**PROBLEM**
Pictures aside, write out every record exactly as it appears.

**PROVIDED ENTRIES**
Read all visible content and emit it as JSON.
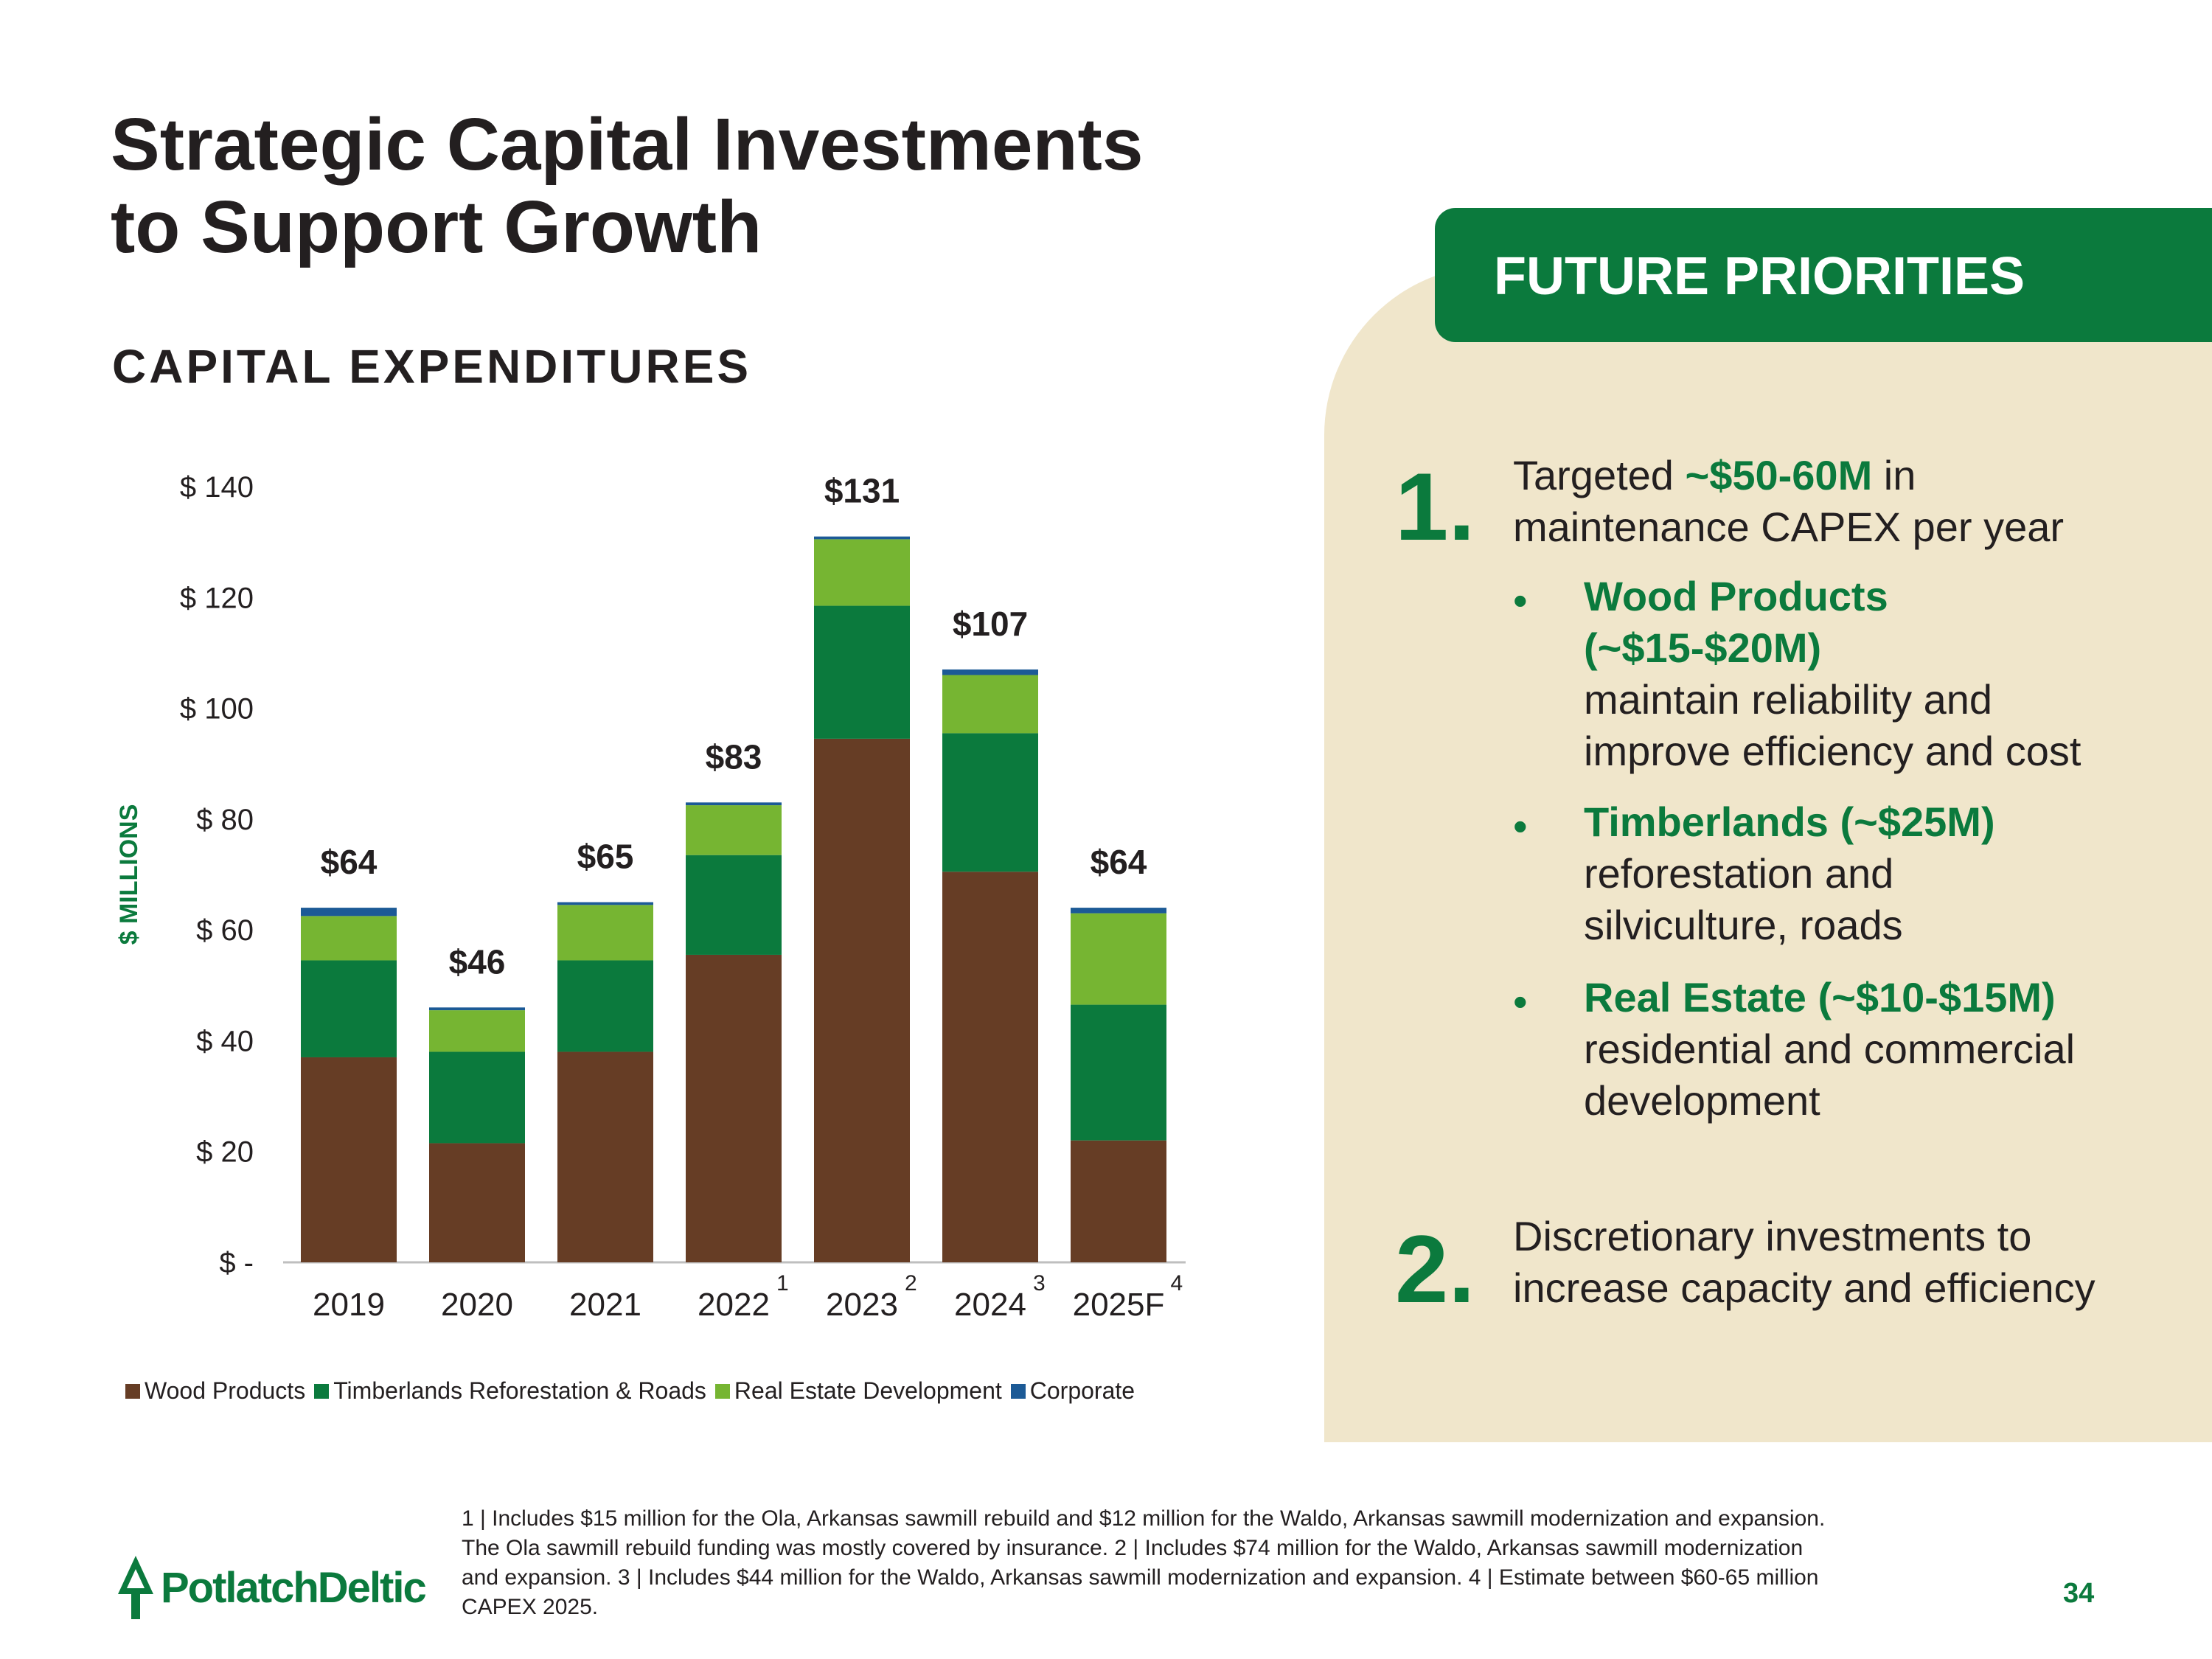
{
  "title_line1": "Strategic Capital Investments",
  "title_line2": "to Support Growth",
  "subtitle": "CAPITAL EXPENDITURES",
  "chart_data": {
    "type": "bar",
    "stacked": true,
    "ylabel": "$ MILLIONS",
    "ylim": [
      0,
      140
    ],
    "yticks": [
      0,
      20,
      40,
      60,
      80,
      100,
      120,
      140
    ],
    "ytick_labels": [
      "$ -",
      "$ 20",
      "$ 40",
      "$ 60",
      "$ 80",
      "$ 100",
      "$ 120",
      "$ 140"
    ],
    "categories": [
      "2019",
      "2020",
      "2021",
      "2022",
      "2023",
      "2024",
      "2025F"
    ],
    "superscripts": [
      "",
      "",
      "",
      "1",
      "2",
      "3",
      "4"
    ],
    "totals": [
      64,
      46,
      65,
      83,
      131,
      107,
      64
    ],
    "total_labels": [
      "$64",
      "$46",
      "$65",
      "$83",
      "$131",
      "$107",
      "$64"
    ],
    "series": [
      {
        "name": "Wood Products",
        "color": "#663d25",
        "values": [
          37,
          21.5,
          38,
          55.5,
          94.5,
          70.5,
          22
        ]
      },
      {
        "name": "Timberlands Reforestation & Roads",
        "color": "#0b7a3d",
        "values": [
          17.5,
          16.5,
          16.5,
          18,
          24,
          25,
          24.5
        ]
      },
      {
        "name": "Real Estate Development",
        "color": "#76b532",
        "values": [
          8,
          7.5,
          10,
          9,
          12,
          10.5,
          16.5
        ]
      },
      {
        "name": "Corporate",
        "color": "#1c5a96",
        "values": [
          1.5,
          0.5,
          0.5,
          0.5,
          0.5,
          1,
          1
        ]
      }
    ]
  },
  "panel": {
    "header": "FUTURE PRIORITIES",
    "item1": {
      "number": "1.",
      "line1_pre": "Targeted",
      "line1_highlight": "~$50-60M",
      "line1_post": "in",
      "line2": "maintenance CAPEX per year",
      "bullets": [
        {
          "title_l1": "Wood Products",
          "title_l2": "(~$15-$20M)",
          "desc_l1": "maintain reliability and",
          "desc_l2": "improve efficiency and cost"
        },
        {
          "title_l1": "Timberlands (~$25M)",
          "desc_l1": "reforestation and",
          "desc_l2": "silviculture, roads"
        },
        {
          "title_l1": "Real Estate (~$10-$15M)",
          "desc_l1": "residential and commercial",
          "desc_l2": "development"
        }
      ]
    },
    "item2": {
      "number": "2.",
      "line1": "Discretionary investments to",
      "line2": "increase capacity and efficiency"
    }
  },
  "footnote": {
    "l1": "1 | Includes $15 million for the Ola, Arkansas sawmill rebuild and $12 million for the Waldo, Arkansas sawmill modernization and expansion.",
    "l2": "The Ola sawmill rebuild funding was mostly covered by insurance.  2 | Includes $74 million for the Waldo, Arkansas sawmill modernization",
    "l3": "and expansion.  3 | Includes $44 million for the Waldo, Arkansas sawmill modernization and expansion.  4 | Estimate between $60-65 million",
    "l4": "CAPEX 2025."
  },
  "logo_text": "PotlatchDeltic",
  "page_number": "34"
}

**RESULT OF THIS TASK**
Read all visible content and emit it as JSON.
{
  "title_line1": "Strategic Capital Investments",
  "title_line2": "to Support Growth",
  "subtitle": "CAPITAL EXPENDITURES",
  "chart_data": {
    "type": "bar",
    "stacked": true,
    "ylabel": "$ MILLIONS",
    "ylim": [
      0,
      140
    ],
    "yticks": [
      0,
      20,
      40,
      60,
      80,
      100,
      120,
      140
    ],
    "ytick_labels": [
      "$ -",
      "$ 20",
      "$ 40",
      "$ 60",
      "$ 80",
      "$ 100",
      "$ 120",
      "$ 140"
    ],
    "categories": [
      "2019",
      "2020",
      "2021",
      "2022",
      "2023",
      "2024",
      "2025F"
    ],
    "superscripts": [
      "",
      "",
      "",
      "1",
      "2",
      "3",
      "4"
    ],
    "totals": [
      64,
      46,
      65,
      83,
      131,
      107,
      64
    ],
    "total_labels": [
      "$64",
      "$46",
      "$65",
      "$83",
      "$131",
      "$107",
      "$64"
    ],
    "series": [
      {
        "name": "Wood Products",
        "color": "#663d25",
        "values": [
          37,
          21.5,
          38,
          55.5,
          94.5,
          70.5,
          22
        ]
      },
      {
        "name": "Timberlands Reforestation & Roads",
        "color": "#0b7a3d",
        "values": [
          17.5,
          16.5,
          16.5,
          18,
          24,
          25,
          24.5
        ]
      },
      {
        "name": "Real Estate Development",
        "color": "#76b532",
        "values": [
          8,
          7.5,
          10,
          9,
          12,
          10.5,
          16.5
        ]
      },
      {
        "name": "Corporate",
        "color": "#1c5a96",
        "values": [
          1.5,
          0.5,
          0.5,
          0.5,
          0.5,
          1,
          1
        ]
      }
    ]
  },
  "panel": {
    "header": "FUTURE PRIORITIES",
    "item1": {
      "number": "1.",
      "line1_pre": "Targeted",
      "line1_highlight": "~$50-60M",
      "line1_post": "in",
      "line2": "maintenance CAPEX per year",
      "bullets": [
        {
          "title_l1": "Wood Products",
          "title_l2": "(~$15-$20M)",
          "desc_l1": "maintain reliability and",
          "desc_l2": "improve efficiency and cost"
        },
        {
          "title_l1": "Timberlands (~$25M)",
          "desc_l1": "reforestation and",
          "desc_l2": "silviculture, roads"
        },
        {
          "title_l1": "Real Estate (~$10-$15M)",
          "desc_l1": "residential and commercial",
          "desc_l2": "development"
        }
      ]
    },
    "item2": {
      "number": "2.",
      "line1": "Discretionary investments to",
      "line2": "increase capacity and efficiency"
    }
  },
  "footnote": {
    "l1": "1 | Includes $15 million for the Ola, Arkansas sawmill rebuild and $12 million for the Waldo, Arkansas sawmill modernization and expansion.",
    "l2": "The Ola sawmill rebuild funding was mostly covered by insurance.  2 | Includes $74 million for the Waldo, Arkansas sawmill modernization",
    "l3": "and expansion.  3 | Includes $44 million for the Waldo, Arkansas sawmill modernization and expansion.  4 | Estimate between $60-65 million",
    "l4": "CAPEX 2025."
  },
  "logo_text": "PotlatchDeltic",
  "page_number": "34"
}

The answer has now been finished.